What you need to do:
• A. Transcribe the stretch of the short course truck text from "The majority of" through "you, keep reading.".
• B. Sum up the short course truck text in two sentences.

Text:
_ _ _ _

The majority of 2WD short course trucks are based on existing platforms. When you don’t have a 1/10-scale 2WD buggy or stadium truck in your lineup, you get to–essentially by default–start with a clean sheet of paper when designing a short course truck. Clean sheet means you get to think outside the box. Welcome to Arrma! Since Arrma is a brand new company, when it set out to design its current platform of 1/10-scale electric vehicles, it came out with something truly different. The vehicles in the Arrma line, such as the Mojave reviewed here, don’t look anything like the competition. If the idea of having something different that also happens to perform well appeals to you, keep reading.

_ _ _ _

Dataset rows:

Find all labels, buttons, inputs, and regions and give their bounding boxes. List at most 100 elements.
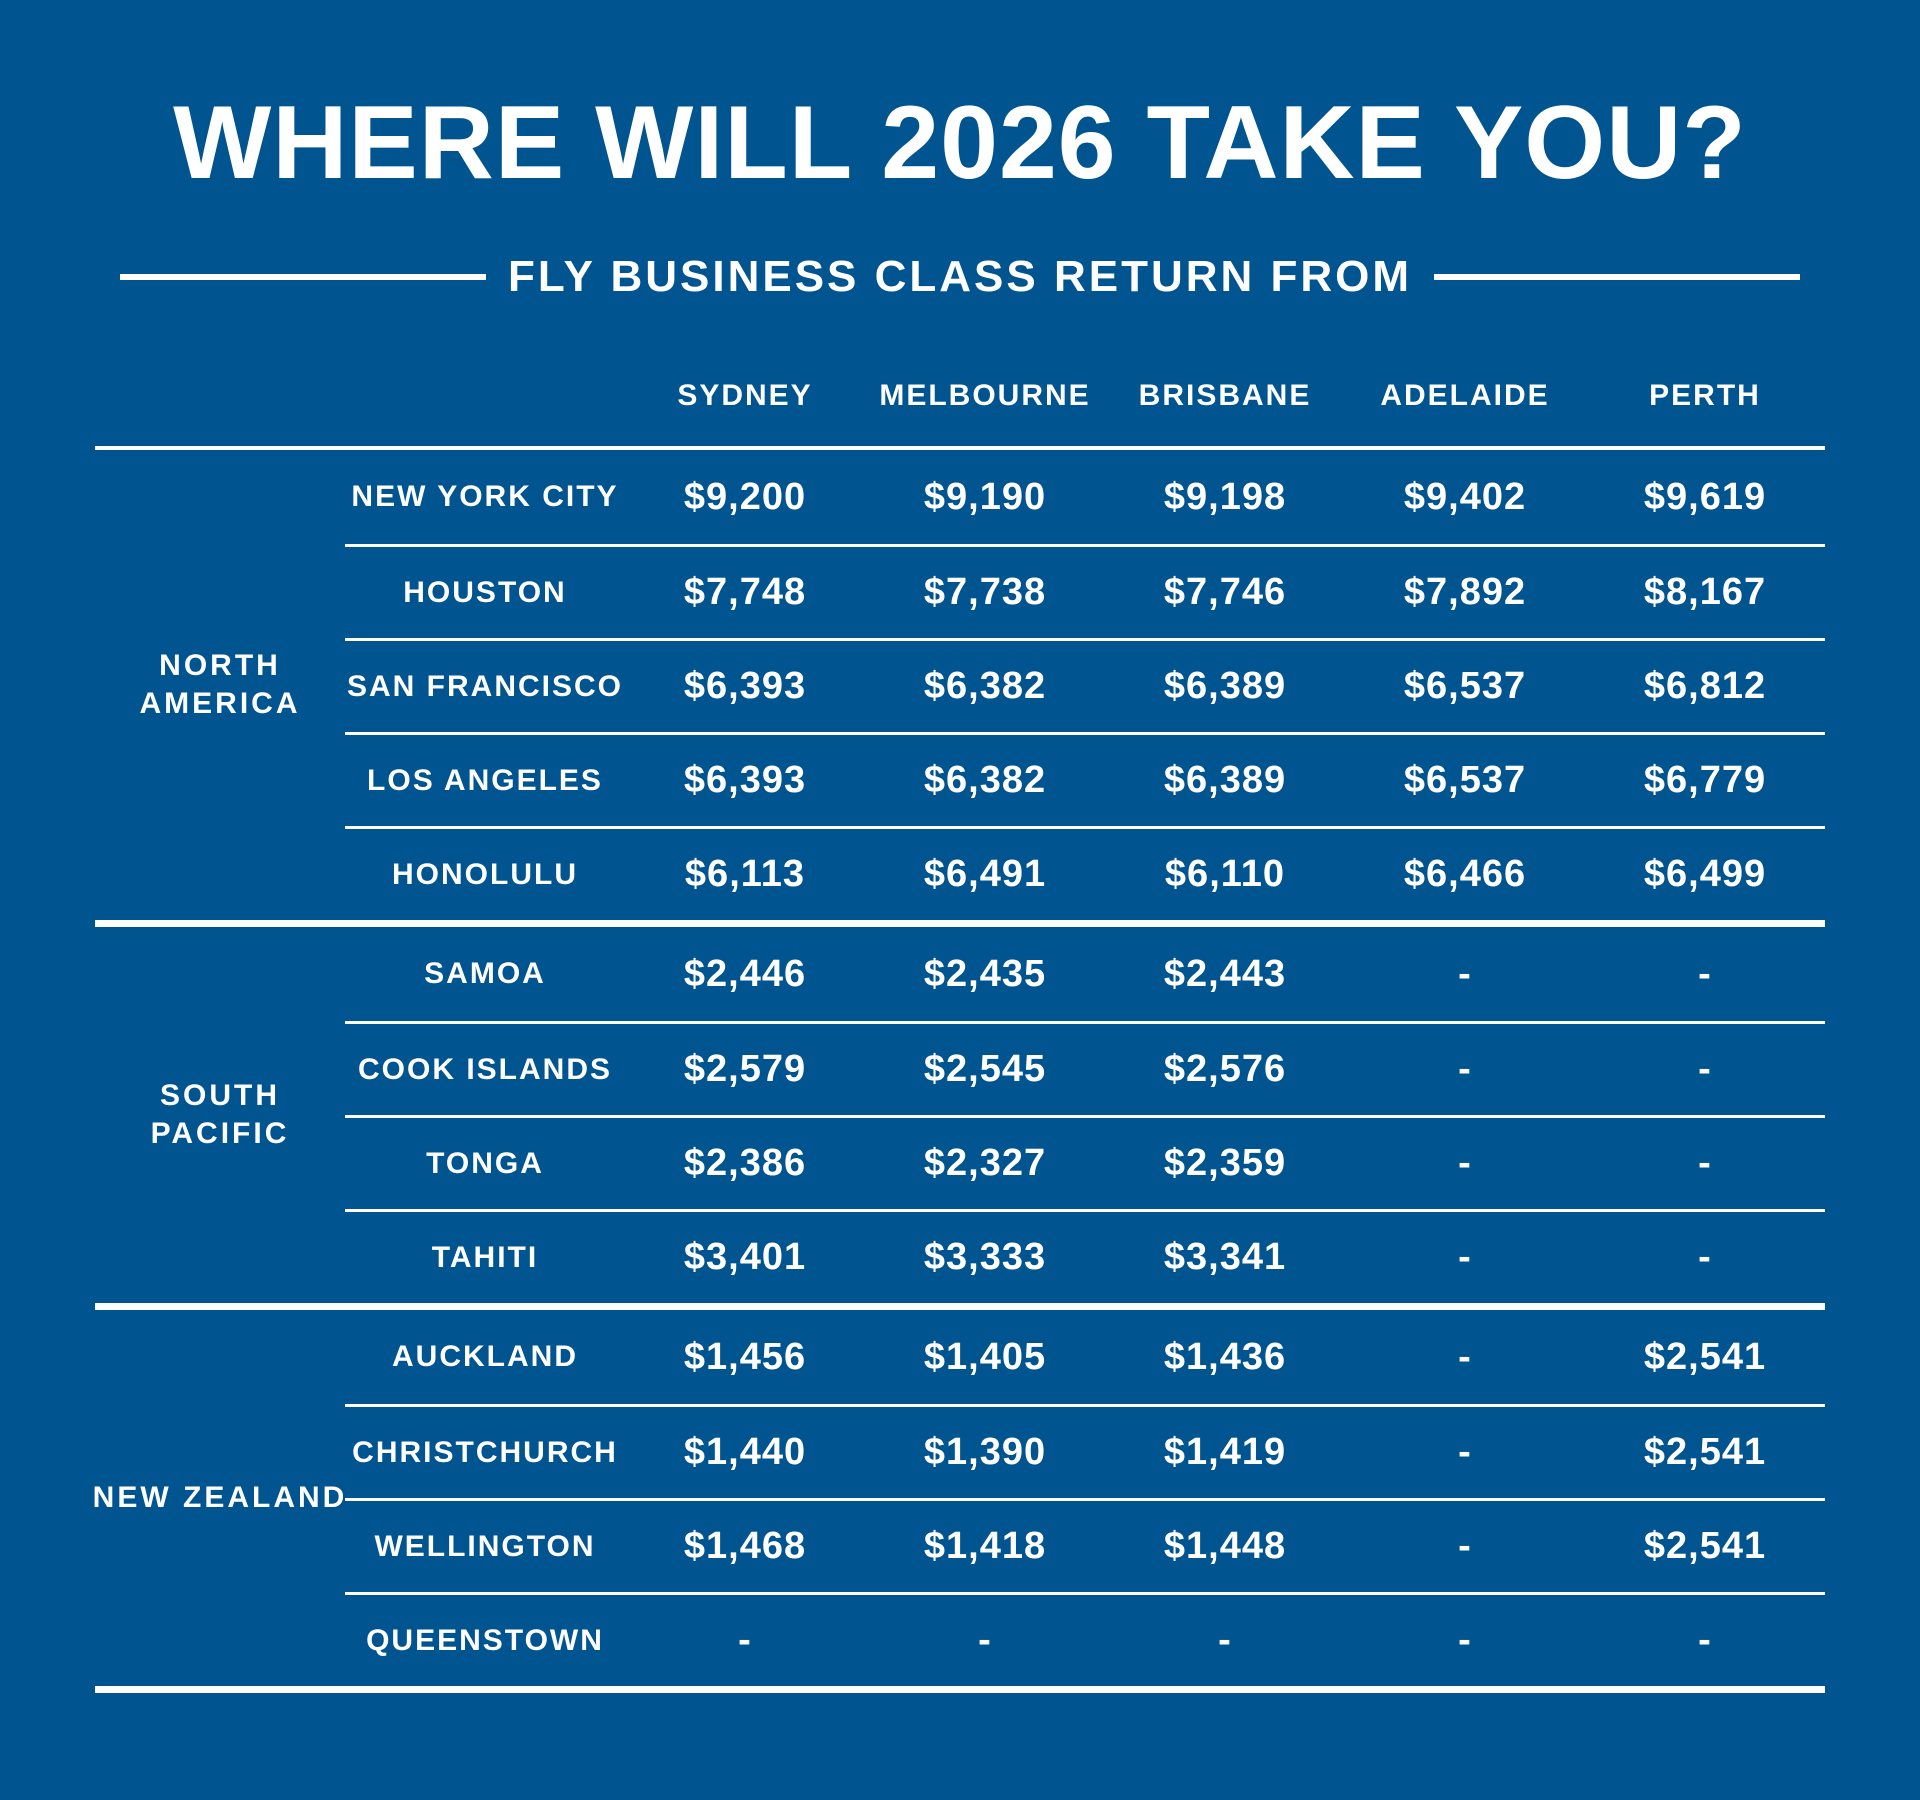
- price-cell: $6,110: [1164, 853, 1286, 895]
- price-cell: -: [1458, 1142, 1472, 1184]
- page-title: WHERE WILL 2026 TAKE YOU?: [173, 85, 1747, 201]
- section-rows: AUCKLAND $1,456 $1,405 $1,436 - $2,541 C…: [345, 1310, 1825, 1686]
- table-row: CHRISTCHURCH $1,440 $1,390 $1,419 - $2,5…: [345, 1404, 1825, 1498]
- price-cell: $1,440: [683, 1431, 807, 1473]
- price-cell: $9,190: [923, 475, 1047, 518]
- price-cell: $7,892: [1403, 571, 1527, 613]
- price-cell: -: [738, 1619, 752, 1661]
- price-cell: $1,468: [683, 1525, 807, 1567]
- price-cell: -: [1698, 1619, 1712, 1661]
- price-cell: $1,405: [923, 1335, 1047, 1378]
- price-cell: $6,113: [684, 853, 806, 895]
- price-cell: $1,419: [1163, 1431, 1287, 1473]
- subtitle-row: FLY BUSINESS CLASS RETURN FROM: [120, 252, 1800, 302]
- table-row: QUEENSTOWN - - - - -: [345, 1592, 1825, 1686]
- price-cell: $2,579: [683, 1048, 807, 1090]
- price-cell: -: [1698, 1236, 1712, 1278]
- price-cell: -: [1458, 1048, 1472, 1090]
- subtitle: FLY BUSINESS CLASS RETURN FROM: [507, 252, 1413, 301]
- price-cell: -: [1458, 1525, 1472, 1567]
- price-cell: $1,448: [1163, 1525, 1287, 1567]
- price-cell: $9,619: [1643, 475, 1767, 518]
- price-cell: -: [1698, 952, 1712, 995]
- table-row: TONGA $2,386 $2,327 $2,359 - -: [345, 1115, 1825, 1209]
- price-cell: $1,418: [923, 1525, 1047, 1567]
- price-cell: $6,779: [1643, 759, 1767, 801]
- column-header-sydney: SYDNEY: [677, 379, 813, 412]
- column-header-perth: PERTH: [1649, 379, 1761, 412]
- destination-label: AUCKLAND: [392, 1340, 578, 1373]
- price-cell: -: [1458, 1619, 1472, 1661]
- table-row: SAMOA $2,446 $2,435 $2,443 - -: [345, 927, 1825, 1021]
- table-row: TAHITI $3,401 $3,333 $3,341 - -: [345, 1209, 1825, 1303]
- region-label-line: SOUTH: [160, 1079, 280, 1112]
- price-cell: $2,541: [1643, 1525, 1767, 1567]
- price-cell: $3,401: [683, 1236, 807, 1278]
- region-label-line: NEW ZEALAND: [92, 1481, 348, 1514]
- price-cell: $2,386: [683, 1142, 807, 1184]
- destination-label: CHRISTCHURCH: [352, 1435, 618, 1469]
- region-label-line: AMERICA: [139, 687, 301, 720]
- table-row: WELLINGTON $1,468 $1,418 $1,448 - $2,541: [345, 1498, 1825, 1592]
- price-cell: -: [978, 1619, 992, 1661]
- price-cell: $9,198: [1163, 475, 1287, 518]
- price-cell: $6,466: [1403, 853, 1527, 895]
- destination-label: COOK ISLANDS: [357, 1052, 612, 1086]
- price-cell: -: [1458, 952, 1472, 995]
- price-cell: $6,393: [683, 665, 807, 707]
- column-header-brisbane: BRISBANE: [1138, 379, 1312, 412]
- price-cell: $6,382: [923, 665, 1047, 707]
- price-cell: $6,491: [923, 853, 1047, 895]
- price-cell: $2,359: [1163, 1142, 1287, 1184]
- price-cell: $3,333: [923, 1236, 1047, 1278]
- price-cell: $2,541: [1643, 1335, 1767, 1378]
- price-cell: $6,393: [683, 759, 807, 801]
- price-cell: -: [1218, 1619, 1232, 1661]
- destination-label: HOUSTON: [403, 575, 567, 609]
- price-cell: -: [1458, 1431, 1472, 1473]
- destination-label: TONGA: [426, 1146, 544, 1180]
- column-header-melbourne: MELBOURNE: [879, 379, 1091, 412]
- table-row: LOS ANGELES $6,393 $6,382 $6,389 $6,537 …: [345, 732, 1825, 826]
- region-label-line: NORTH: [159, 649, 281, 682]
- table-row: HONOLULU $6,113 $6,491 $6,110 $6,466 $6,…: [345, 826, 1825, 920]
- table-row: AUCKLAND $1,456 $1,405 $1,436 - $2,541: [345, 1310, 1825, 1404]
- price-cell: $1,456: [683, 1335, 807, 1378]
- region-label: SOUTH PACIFIC: [95, 927, 345, 1303]
- price-cell: $1,436: [1163, 1335, 1287, 1378]
- price-cell: $1,390: [923, 1431, 1047, 1473]
- table-row: SAN FRANCISCO $6,393 $6,382 $6,389 $6,53…: [345, 638, 1825, 732]
- region-label: NORTH AMERICA: [95, 450, 345, 920]
- price-cell: $7,738: [923, 571, 1047, 613]
- section-south-pacific: SOUTH PACIFIC SAMOA $2,446 $2,435 $2,443…: [95, 927, 1825, 1303]
- price-cell: -: [1458, 1335, 1472, 1378]
- section-divider: [95, 920, 1825, 927]
- price-cell: $6,389: [1163, 759, 1287, 801]
- price-cell: $7,746: [1163, 571, 1287, 613]
- price-cell: $9,402: [1403, 475, 1527, 518]
- price-cell: $3,341: [1163, 1236, 1287, 1278]
- price-cell: $6,537: [1403, 665, 1527, 707]
- price-cell: $2,443: [1163, 952, 1287, 995]
- price-cell: $7,748: [683, 571, 807, 613]
- price-cell: $2,435: [923, 952, 1047, 995]
- table-bottom-border: [95, 1686, 1825, 1693]
- price-cell: $9,200: [683, 475, 807, 518]
- price-cell: $2,545: [923, 1048, 1047, 1090]
- destination-label: HONOLULU: [392, 857, 578, 891]
- price-cell: -: [1698, 1142, 1712, 1184]
- price-cell: $2,327: [923, 1142, 1047, 1184]
- region-label: NEW ZEALAND: [92, 1310, 348, 1686]
- destination-label: TAHITI: [431, 1240, 539, 1274]
- table-row: COOK ISLANDS $2,579 $2,545 $2,576 - -: [345, 1021, 1825, 1115]
- destination-label: LOS ANGELES: [367, 763, 603, 797]
- destination-label: SAMOA: [424, 957, 546, 990]
- section-divider: [95, 1303, 1825, 1310]
- region-label-line: PACIFIC: [150, 1117, 290, 1150]
- destination-label: QUEENSTOWN: [366, 1623, 604, 1657]
- price-cell: $6,382: [923, 759, 1047, 801]
- section-rows: SAMOA $2,446 $2,435 $2,443 - - COOK ISLA…: [345, 927, 1825, 1303]
- price-cell: -: [1458, 1236, 1472, 1278]
- price-cell: $2,541: [1643, 1431, 1767, 1473]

_ _ _ _

Solved problems:
• A.
The majority of 2WD short course trucks are based on existing platforms. When you don’t have a 1/10-scale 2WD buggy or stadium truck in your lineup, you get to–essentially by default–start with a clean sheet of paper when designing a short course truck. Clean sheet means you get to think outside the box. Welcome to Arrma! Since Arrma is a brand new company, when it set out to design its current platform of 1/10-scale electric vehicles, it came out with something truly different. The vehicles in the Arrma line, such as the Mojave reviewed here, don’t look anything like the competition. If the idea of having something different that also happens to perform well appeals to you, keep reading.

• B. Most 2WD short course trucks are based on existing platforms, but a maker without a 1/10-scale 2WD buggy or stadium truck starts with a clean sheet, which lets it think outside the box. Arrma, a brand new company, came out with something truly different when designing its 1/10-scale electric vehicles, and models such as the Mojave look nothing like the competition.